Comb the records below for the string "icon" and copy each line where it turns up.
───── DATA RECORDS
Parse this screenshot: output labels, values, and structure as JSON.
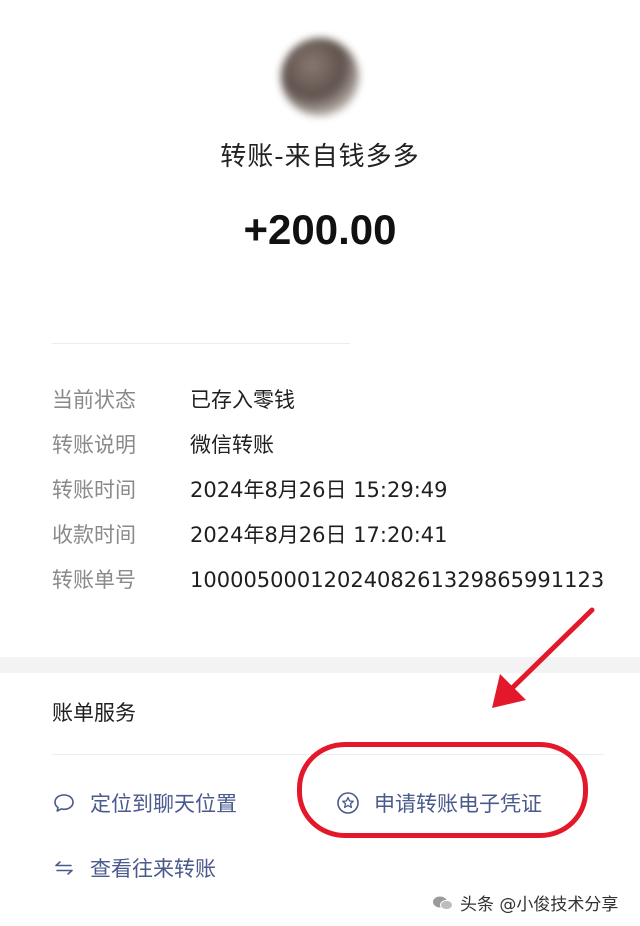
{
  "header": {
    "title": "转账-来自钱多多",
    "amount": "+200.00"
  },
  "details": [
    {
      "label": "当前状态",
      "value": "已存入零钱"
    },
    {
      "label": "转账说明",
      "value": "微信转账"
    },
    {
      "label": "转账时间",
      "value": "2024年8月26日 15:29:49"
    },
    {
      "label": "收款时间",
      "value": "2024年8月26日 17:20:41"
    },
    {
      "label": "转账单号",
      "value": "1000050001202408261329865991123"
    }
  ],
  "services": {
    "title": "账单服务",
    "locate_chat": {
      "label": "定位到聊天位置",
      "icon": "chat-bubble-icon"
    },
    "apply_voucher": {
      "label": "申请转账电子凭证",
      "icon": "star-circle-icon"
    },
    "view_transfers": {
      "label": "查看往来转账",
      "icon": "swap-arrows-icon"
    }
  },
  "watermark": {
    "text": "头条 @小俊技术分享"
  },
  "colors": {
    "link": "#4a5a8c",
    "annotation": "#e3192b",
    "label": "#8a8a8a"
  }
}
──────────
▶ [EXERCISE RESPONSE]
      "icon": "chat-bubble-icon"
      "icon": "star-circle-icon"
      "icon": "swap-arrows-icon"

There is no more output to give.